Stated task:
Rewrite each of the rows below as a numbered list, one line per item, leaving out blank lines.

Start of Dataset

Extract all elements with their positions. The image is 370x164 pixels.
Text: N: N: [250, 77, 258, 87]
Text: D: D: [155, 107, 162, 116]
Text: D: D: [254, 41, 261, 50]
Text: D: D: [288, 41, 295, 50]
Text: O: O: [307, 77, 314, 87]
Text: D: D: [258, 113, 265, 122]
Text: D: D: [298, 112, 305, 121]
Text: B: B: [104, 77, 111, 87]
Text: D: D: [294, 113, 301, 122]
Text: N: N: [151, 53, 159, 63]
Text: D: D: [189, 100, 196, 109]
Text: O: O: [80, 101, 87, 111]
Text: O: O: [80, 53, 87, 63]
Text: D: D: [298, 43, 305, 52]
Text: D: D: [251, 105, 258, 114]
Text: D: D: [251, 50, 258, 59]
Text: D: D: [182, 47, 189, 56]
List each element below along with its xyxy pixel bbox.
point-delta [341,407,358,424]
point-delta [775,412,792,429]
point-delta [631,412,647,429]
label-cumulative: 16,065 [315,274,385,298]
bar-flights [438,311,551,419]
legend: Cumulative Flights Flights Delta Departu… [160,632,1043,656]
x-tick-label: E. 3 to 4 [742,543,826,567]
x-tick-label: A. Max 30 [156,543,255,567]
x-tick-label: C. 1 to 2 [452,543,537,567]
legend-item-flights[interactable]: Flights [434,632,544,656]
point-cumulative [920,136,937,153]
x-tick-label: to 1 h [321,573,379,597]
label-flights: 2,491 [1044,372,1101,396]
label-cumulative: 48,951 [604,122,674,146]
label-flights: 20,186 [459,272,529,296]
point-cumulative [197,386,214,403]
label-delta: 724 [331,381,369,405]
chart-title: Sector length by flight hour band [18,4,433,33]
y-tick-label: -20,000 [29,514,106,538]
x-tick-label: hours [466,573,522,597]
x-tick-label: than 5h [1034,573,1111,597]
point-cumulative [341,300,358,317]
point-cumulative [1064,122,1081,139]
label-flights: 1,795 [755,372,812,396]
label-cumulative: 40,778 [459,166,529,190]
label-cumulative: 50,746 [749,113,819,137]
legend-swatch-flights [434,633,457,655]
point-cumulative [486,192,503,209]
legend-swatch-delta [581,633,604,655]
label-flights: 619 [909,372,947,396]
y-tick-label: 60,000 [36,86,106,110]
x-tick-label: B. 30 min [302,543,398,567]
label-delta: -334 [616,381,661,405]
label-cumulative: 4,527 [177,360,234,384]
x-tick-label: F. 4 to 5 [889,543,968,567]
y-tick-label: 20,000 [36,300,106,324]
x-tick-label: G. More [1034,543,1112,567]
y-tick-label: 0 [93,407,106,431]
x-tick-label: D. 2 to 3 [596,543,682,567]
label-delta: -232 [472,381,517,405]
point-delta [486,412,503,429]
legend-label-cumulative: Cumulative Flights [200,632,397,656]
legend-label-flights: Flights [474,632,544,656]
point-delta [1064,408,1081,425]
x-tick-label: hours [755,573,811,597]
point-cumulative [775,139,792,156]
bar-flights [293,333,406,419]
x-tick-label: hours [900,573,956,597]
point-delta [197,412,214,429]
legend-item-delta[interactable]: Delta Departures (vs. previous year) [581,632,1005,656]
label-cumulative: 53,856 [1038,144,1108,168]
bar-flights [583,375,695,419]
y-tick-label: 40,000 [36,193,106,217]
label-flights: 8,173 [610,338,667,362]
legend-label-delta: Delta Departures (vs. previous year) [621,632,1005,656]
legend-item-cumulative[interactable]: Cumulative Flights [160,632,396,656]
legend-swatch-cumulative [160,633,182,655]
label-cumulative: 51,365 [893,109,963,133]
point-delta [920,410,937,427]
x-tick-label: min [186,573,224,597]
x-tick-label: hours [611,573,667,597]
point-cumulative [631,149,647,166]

End of Dataset

Completed task:
1. Extract all elements with their positions. The image is 370x164 pixels.
2. Text: N: N: [250, 77, 258, 87]
3. Text: D: D: [155, 107, 162, 116]
4. Text: D: D: [254, 41, 261, 50]
5. Text: D: D: [288, 41, 295, 50]
6. Text: O: O: [307, 77, 314, 87]
7. Text: D: D: [258, 113, 265, 122]
8. Text: D: D: [298, 112, 305, 121]
9. Text: B: B: [104, 77, 111, 87]
10. Text: D: D: [294, 113, 301, 122]
11. Text: N: N: [151, 53, 159, 63]
12. Text: D: D: [189, 100, 196, 109]
13. Text: O: O: [80, 101, 87, 111]
14. Text: O: O: [80, 53, 87, 63]
15. Text: D: D: [298, 43, 305, 52]
16. Text: D: D: [251, 105, 258, 114]
17. Text: D: D: [251, 50, 258, 59]
18. Text: D: D: [182, 47, 189, 56]
19. List each element below along with its xyxy pixel bbox.
20. point-delta [341,407,358,424]
21. point-delta [775,412,792,429]
22. point-delta [631,412,647,429]
23. label-cumulative: 16,065 [315,274,385,298]
24. bar-flights [438,311,551,419]
25. legend: Cumulative Flights Flights Delta Departu… [160,632,1043,656]
26. x-tick-label: E. 3 to 4 [742,543,826,567]
27. x-tick-label: A. Max 30 [156,543,255,567]
28. x-tick-label: C. 1 to 2 [452,543,537,567]
29. legend-item-flights[interactable]: Flights [434,632,544,656]
30. point-cumulative [920,136,937,153]
31. x-tick-label: to 1 h [321,573,379,597]
32. label-flights: 2,491 [1044,372,1101,396]
33. label-cumulative: 48,951 [604,122,674,146]
34. label-flights: 20,186 [459,272,529,296]
35. point-cumulative [197,386,214,403]
36. label-delta: 724 [331,381,369,405]
37. chart-title: Sector length by flight hour band [18,4,433,33]
38. y-tick-label: -20,000 [29,514,106,538]
39. x-tick-label: hours [466,573,522,597]
40. x-tick-label: than 5h [1034,573,1111,597]
41. point-cumulative [341,300,358,317]
42. point-cumulative [1064,122,1081,139]
43. label-flights: 1,795 [755,372,812,396]
44. label-cumulative: 40,778 [459,166,529,190]
45. label-cumulative: 50,746 [749,113,819,137]
46. legend-swatch-flights [434,633,457,655]
47. point-cumulative [486,192,503,209]
48. legend-swatch-delta [581,633,604,655]
49. label-flights: 619 [909,372,947,396]
50. y-tick-label: 60,000 [36,86,106,110]
51. x-tick-label: B. 30 min [302,543,398,567]
52. label-delta: -334 [616,381,661,405]
53. label-cumulative: 4,527 [177,360,234,384]
54. x-tick-label: F. 4 to 5 [889,543,968,567]
55. y-tick-label: 20,000 [36,300,106,324]
56. x-tick-label: G. More [1034,543,1112,567]
57. y-tick-label: 0 [93,407,106,431]
58. x-tick-label: D. 2 to 3 [596,543,682,567]
59. label-delta: -232 [472,381,517,405]
60. point-delta [486,412,503,429]
61. legend-label-cumulative: Cumulative Flights [200,632,397,656]
62. legend-label-flights: Flights [474,632,544,656]
63. point-delta [1064,408,1081,425]
64. x-tick-label: hours [755,573,811,597]
65. point-cumulative [775,139,792,156]
66. bar-flights [293,333,406,419]
67. x-tick-label: hours [900,573,956,597]
68. point-delta [197,412,214,429]
69. legend-item-delta[interactable]: Delta Departures (vs. previous year) [581,632,1005,656]
70. label-cumulative: 53,856 [1038,144,1108,168]
71. bar-flights [583,375,695,419]
72. y-tick-label: 40,000 [36,193,106,217]
73. label-flights: 8,173 [610,338,667,362]
74. legend-label-delta: Delta Departures (vs. previous year) [621,632,1005,656]
75. legend-item-cumulative[interactable]: Cumulative Flights [160,632,396,656]
76. legend-swatch-cumulative [160,633,182,655]
77. label-cumulative: 51,365 [893,109,963,133]
78. point-delta [920,410,937,427]
79. x-tick-label: min [186,573,224,597]
80. x-tick-label: hours [611,573,667,597]
81. point-cumulative [631,149,647,166]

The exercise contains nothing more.